• _WORK INSTRUCTIONS_
Across the records below, how many lines include the string "spei"? Respond with the number only.

Dataset records
============

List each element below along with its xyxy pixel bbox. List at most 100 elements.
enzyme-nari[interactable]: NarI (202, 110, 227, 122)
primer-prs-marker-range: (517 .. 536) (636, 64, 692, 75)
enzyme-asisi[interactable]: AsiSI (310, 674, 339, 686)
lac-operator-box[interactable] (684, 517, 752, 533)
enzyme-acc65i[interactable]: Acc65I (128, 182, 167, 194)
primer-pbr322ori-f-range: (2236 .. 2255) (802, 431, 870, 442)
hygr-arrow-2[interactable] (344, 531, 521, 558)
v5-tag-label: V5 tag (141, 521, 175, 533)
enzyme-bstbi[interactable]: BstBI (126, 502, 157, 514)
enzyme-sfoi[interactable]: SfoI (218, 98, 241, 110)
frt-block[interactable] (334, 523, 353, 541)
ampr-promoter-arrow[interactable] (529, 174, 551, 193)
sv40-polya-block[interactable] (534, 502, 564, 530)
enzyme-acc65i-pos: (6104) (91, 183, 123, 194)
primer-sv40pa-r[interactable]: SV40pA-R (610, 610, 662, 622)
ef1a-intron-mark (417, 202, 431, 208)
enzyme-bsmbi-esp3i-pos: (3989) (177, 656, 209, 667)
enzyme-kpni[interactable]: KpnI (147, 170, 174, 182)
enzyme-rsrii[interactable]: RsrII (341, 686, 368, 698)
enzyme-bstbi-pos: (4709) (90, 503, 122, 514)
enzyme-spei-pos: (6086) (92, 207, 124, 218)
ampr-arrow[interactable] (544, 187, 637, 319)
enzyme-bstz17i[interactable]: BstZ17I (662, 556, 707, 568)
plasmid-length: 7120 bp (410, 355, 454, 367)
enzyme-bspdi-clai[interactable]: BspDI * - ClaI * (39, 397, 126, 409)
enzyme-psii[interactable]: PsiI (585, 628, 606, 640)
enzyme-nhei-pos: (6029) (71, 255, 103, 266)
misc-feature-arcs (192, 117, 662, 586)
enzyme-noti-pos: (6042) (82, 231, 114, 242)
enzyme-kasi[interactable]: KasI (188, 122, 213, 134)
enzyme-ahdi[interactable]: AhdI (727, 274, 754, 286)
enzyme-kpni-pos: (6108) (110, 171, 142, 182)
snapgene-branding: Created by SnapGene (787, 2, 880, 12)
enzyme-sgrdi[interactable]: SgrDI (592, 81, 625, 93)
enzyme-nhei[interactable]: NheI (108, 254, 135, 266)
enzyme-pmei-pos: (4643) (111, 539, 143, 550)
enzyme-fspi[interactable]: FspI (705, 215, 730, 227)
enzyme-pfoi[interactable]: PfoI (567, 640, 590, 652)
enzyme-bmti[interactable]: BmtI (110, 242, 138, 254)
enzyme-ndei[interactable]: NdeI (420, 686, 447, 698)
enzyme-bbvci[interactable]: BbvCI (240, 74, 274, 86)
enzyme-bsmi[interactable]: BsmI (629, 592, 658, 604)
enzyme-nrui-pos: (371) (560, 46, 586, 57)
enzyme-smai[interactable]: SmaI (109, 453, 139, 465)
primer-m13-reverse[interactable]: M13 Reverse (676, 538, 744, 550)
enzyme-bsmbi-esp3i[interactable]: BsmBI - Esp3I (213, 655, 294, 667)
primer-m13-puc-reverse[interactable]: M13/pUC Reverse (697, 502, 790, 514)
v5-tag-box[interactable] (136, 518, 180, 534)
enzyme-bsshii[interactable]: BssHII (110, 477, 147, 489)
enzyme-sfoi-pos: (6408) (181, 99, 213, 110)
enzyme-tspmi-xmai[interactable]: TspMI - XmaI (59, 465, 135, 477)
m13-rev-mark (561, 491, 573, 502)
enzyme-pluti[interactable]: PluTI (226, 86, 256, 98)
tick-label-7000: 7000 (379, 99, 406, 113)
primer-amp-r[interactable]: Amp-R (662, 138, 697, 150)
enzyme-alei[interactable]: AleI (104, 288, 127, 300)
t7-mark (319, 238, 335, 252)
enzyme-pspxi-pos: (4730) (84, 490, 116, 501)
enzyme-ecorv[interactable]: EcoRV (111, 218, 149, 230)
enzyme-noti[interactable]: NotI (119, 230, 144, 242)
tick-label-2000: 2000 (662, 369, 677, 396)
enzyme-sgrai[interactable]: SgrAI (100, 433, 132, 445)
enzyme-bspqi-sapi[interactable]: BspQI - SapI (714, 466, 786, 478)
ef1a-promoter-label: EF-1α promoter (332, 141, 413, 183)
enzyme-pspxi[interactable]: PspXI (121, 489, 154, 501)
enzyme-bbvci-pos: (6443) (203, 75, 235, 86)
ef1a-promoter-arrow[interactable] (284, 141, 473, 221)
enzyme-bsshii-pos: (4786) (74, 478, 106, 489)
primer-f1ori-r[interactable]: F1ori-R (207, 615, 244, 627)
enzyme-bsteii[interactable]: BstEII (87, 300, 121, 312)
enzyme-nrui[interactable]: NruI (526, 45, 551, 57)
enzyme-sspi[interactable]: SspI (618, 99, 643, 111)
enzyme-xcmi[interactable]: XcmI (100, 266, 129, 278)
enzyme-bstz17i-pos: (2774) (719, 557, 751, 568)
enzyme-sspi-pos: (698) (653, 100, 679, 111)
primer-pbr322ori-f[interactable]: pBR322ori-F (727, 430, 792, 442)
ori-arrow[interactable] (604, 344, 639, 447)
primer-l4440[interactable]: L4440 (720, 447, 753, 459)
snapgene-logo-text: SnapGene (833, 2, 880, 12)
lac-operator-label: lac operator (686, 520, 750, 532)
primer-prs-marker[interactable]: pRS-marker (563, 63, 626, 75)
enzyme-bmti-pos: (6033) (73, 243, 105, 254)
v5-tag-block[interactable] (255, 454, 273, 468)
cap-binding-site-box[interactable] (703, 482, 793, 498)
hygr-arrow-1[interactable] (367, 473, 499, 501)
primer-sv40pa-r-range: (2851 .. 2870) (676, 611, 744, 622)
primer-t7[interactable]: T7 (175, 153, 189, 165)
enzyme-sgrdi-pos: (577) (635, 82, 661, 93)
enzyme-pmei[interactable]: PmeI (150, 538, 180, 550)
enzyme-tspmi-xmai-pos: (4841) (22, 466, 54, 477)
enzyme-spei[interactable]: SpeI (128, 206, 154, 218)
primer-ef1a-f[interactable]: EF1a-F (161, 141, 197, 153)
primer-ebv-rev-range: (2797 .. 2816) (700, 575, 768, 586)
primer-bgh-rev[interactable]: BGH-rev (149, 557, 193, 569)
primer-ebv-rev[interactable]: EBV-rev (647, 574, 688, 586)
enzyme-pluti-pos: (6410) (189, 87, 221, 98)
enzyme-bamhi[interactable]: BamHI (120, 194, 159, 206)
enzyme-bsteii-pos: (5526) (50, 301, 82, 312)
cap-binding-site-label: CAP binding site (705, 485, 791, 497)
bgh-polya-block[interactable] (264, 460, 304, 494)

============

• _EXERCISE RESPONSE_
2